## Exercise aim
Lines that hold the word "title" should be located and copied.

## Exercise input

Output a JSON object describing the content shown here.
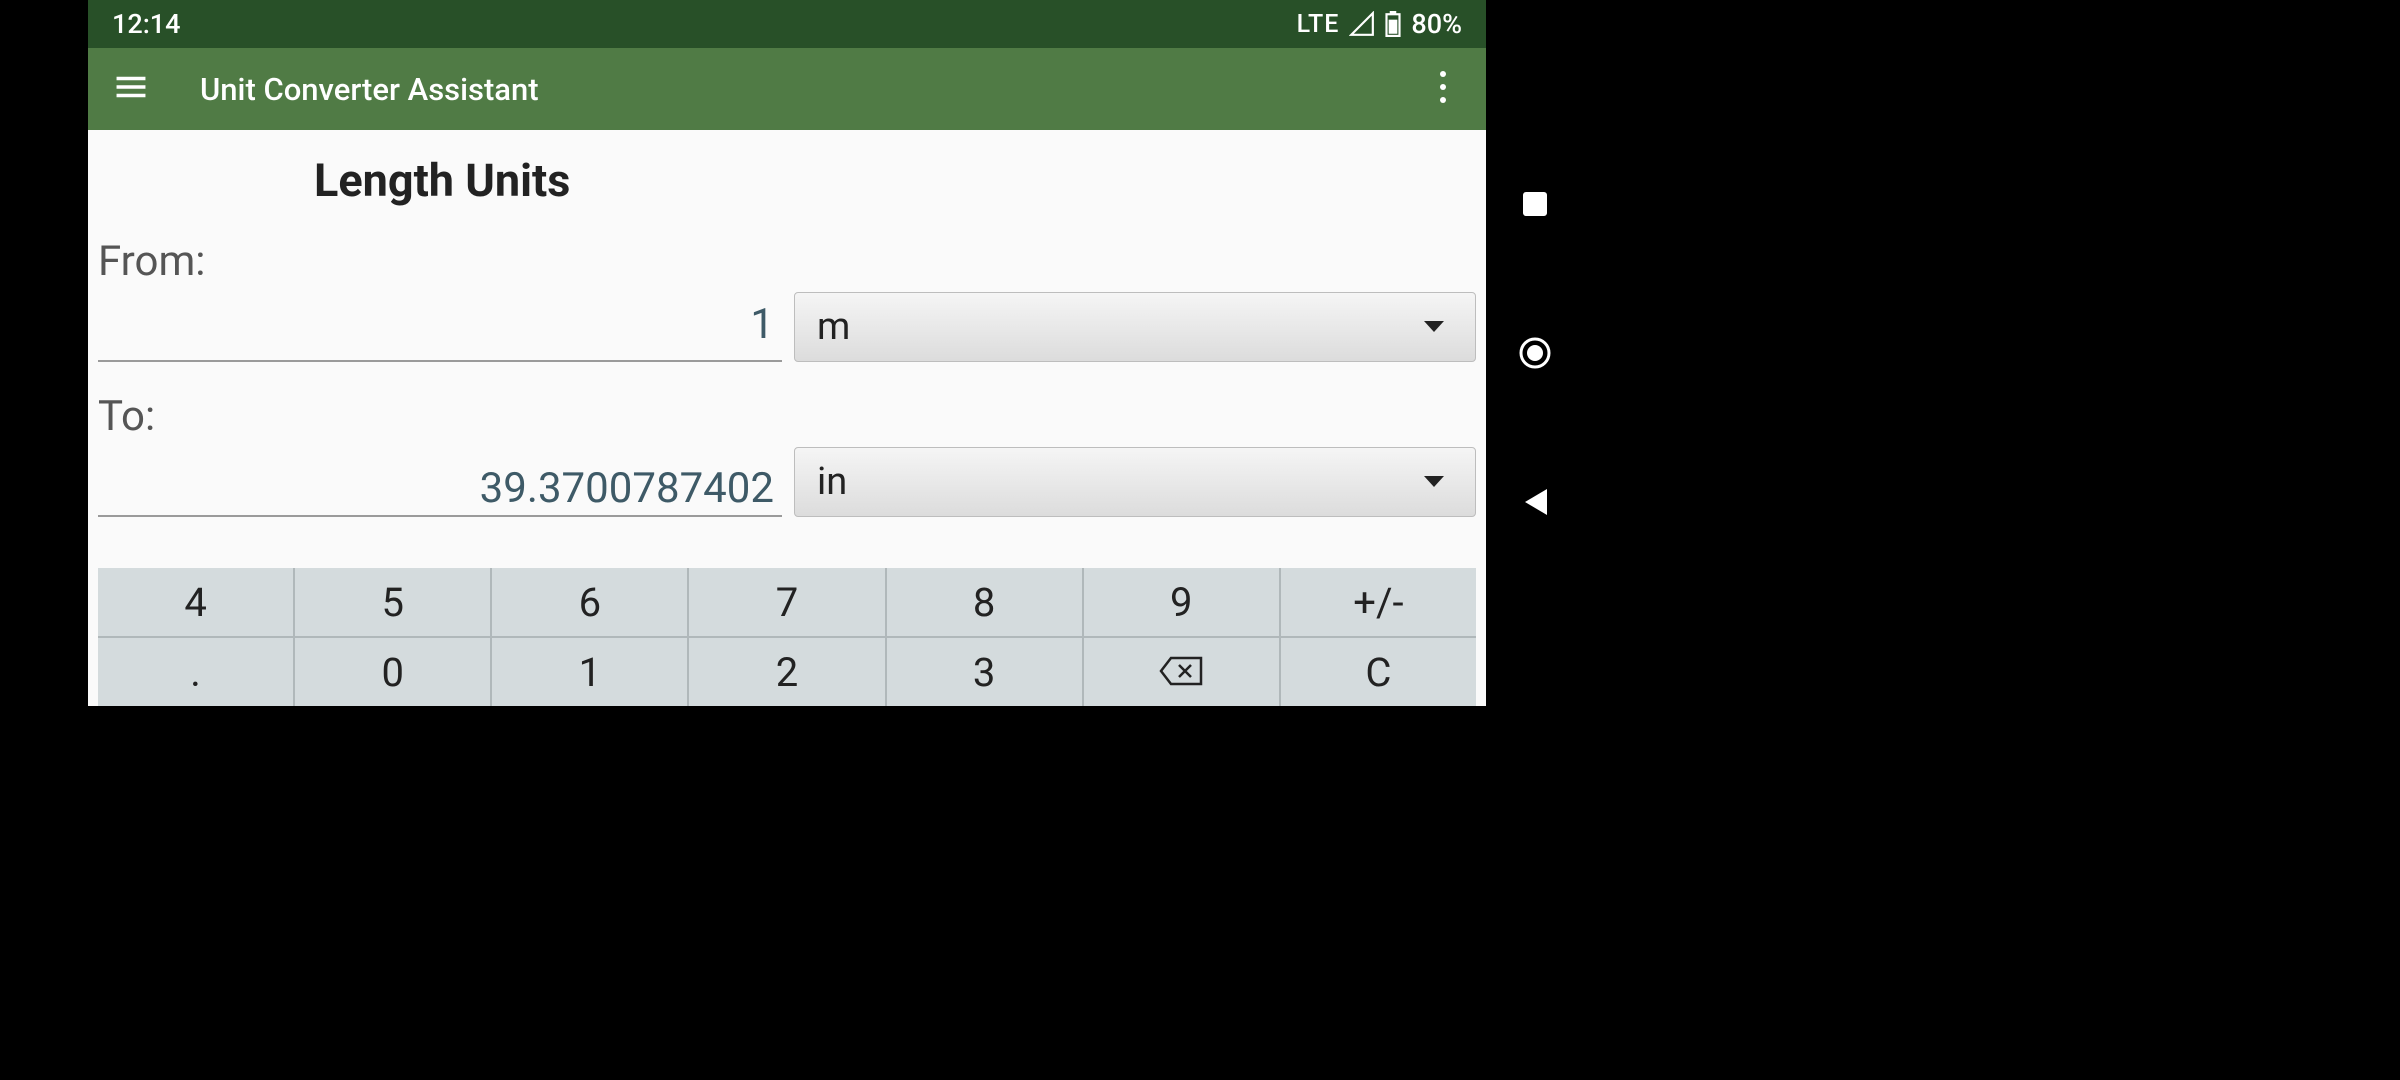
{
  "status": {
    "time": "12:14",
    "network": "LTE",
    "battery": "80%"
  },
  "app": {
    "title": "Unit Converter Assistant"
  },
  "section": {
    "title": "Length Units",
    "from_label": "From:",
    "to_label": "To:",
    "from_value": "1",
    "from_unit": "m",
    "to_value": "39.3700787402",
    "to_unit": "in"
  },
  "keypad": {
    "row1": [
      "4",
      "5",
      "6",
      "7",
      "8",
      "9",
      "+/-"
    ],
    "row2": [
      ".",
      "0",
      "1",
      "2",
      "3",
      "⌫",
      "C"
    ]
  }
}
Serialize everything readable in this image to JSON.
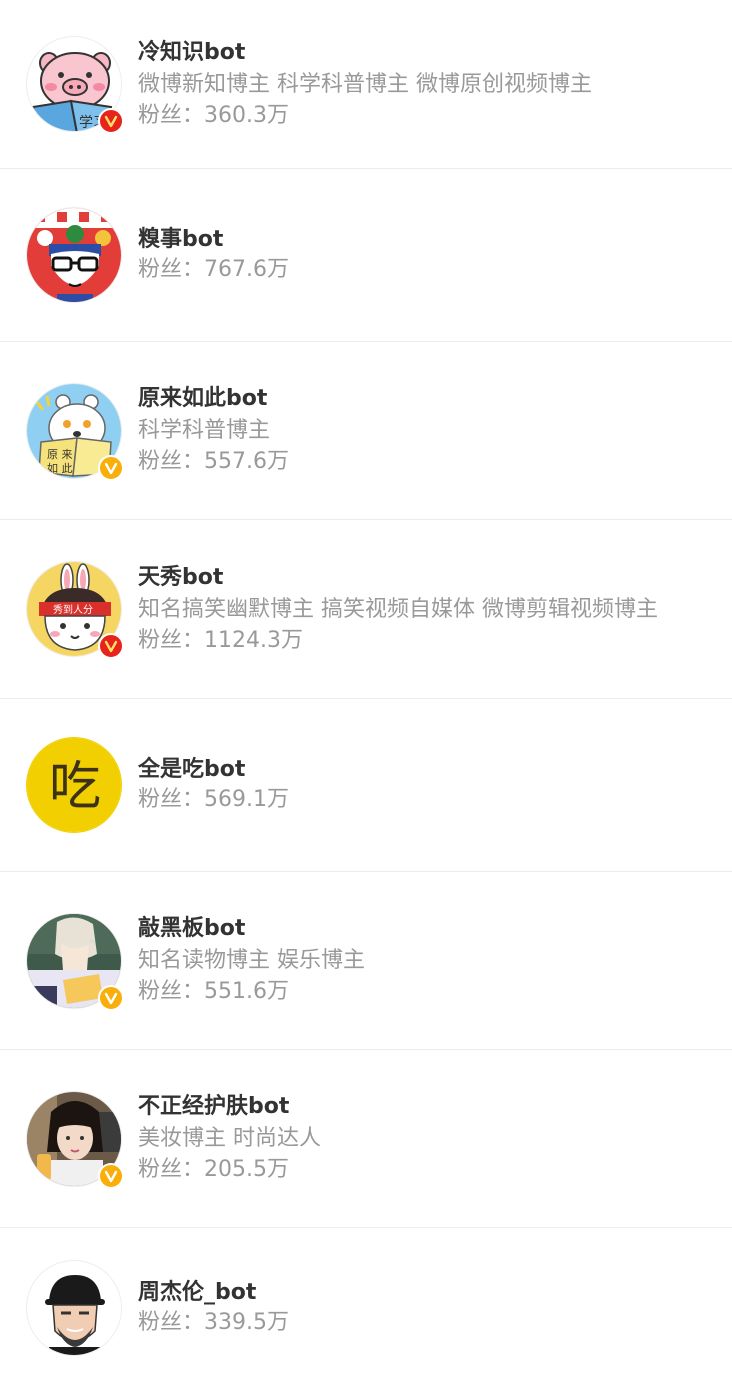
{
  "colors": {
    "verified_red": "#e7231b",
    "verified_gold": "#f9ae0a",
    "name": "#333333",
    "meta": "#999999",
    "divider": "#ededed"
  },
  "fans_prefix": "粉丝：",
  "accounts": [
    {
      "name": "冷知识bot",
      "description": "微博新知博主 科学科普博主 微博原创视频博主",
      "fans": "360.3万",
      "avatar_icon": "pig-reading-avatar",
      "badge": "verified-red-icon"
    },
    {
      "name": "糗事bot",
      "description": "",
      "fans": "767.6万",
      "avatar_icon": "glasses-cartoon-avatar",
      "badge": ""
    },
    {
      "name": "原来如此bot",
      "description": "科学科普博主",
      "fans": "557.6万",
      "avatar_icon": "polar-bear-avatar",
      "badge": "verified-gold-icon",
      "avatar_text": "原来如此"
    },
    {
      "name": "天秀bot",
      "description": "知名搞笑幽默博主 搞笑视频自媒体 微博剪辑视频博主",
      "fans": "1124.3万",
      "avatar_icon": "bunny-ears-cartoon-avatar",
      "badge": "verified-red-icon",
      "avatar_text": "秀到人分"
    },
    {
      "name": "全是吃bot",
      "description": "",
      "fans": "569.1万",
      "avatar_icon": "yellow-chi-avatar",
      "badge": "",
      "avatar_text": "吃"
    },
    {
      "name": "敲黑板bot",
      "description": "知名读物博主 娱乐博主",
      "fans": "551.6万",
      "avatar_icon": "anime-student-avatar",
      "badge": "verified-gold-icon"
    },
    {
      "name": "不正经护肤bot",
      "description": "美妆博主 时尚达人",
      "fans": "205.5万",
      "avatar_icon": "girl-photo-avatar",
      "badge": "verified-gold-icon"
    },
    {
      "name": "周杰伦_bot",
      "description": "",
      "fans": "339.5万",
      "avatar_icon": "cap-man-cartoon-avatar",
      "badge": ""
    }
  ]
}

## Written solution
    "title": "Unit Converter Assistant"
    "title": "Length Units",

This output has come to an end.